Exercise objective
Each entry below is to be transcribed exactly.

----

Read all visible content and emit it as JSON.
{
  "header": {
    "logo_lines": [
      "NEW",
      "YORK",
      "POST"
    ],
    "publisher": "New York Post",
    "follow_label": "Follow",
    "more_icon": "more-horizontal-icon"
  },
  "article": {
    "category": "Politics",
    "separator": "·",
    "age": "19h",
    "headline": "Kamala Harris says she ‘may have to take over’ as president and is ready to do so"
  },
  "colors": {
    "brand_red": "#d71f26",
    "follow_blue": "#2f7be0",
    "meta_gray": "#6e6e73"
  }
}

----

Exercise answer
Read all visible content and emit it as JSON.
{
  "header": {
    "logo_lines": [
      "NEW",
      "YORK",
      "POST"
    ],
    "publisher": "New York Post",
    "follow_label": "Follow",
    "more_icon": "more-horizontal-icon"
  },
  "article": {
    "category": "Politics",
    "separator": "·",
    "age": "19h",
    "headline": "Kamala Harris says she ‘may have to take over’ as president and is ready to do so"
  },
  "colors": {
    "brand_red": "#d71f26",
    "follow_blue": "#2f7be0",
    "meta_gray": "#6e6e73"
  }
}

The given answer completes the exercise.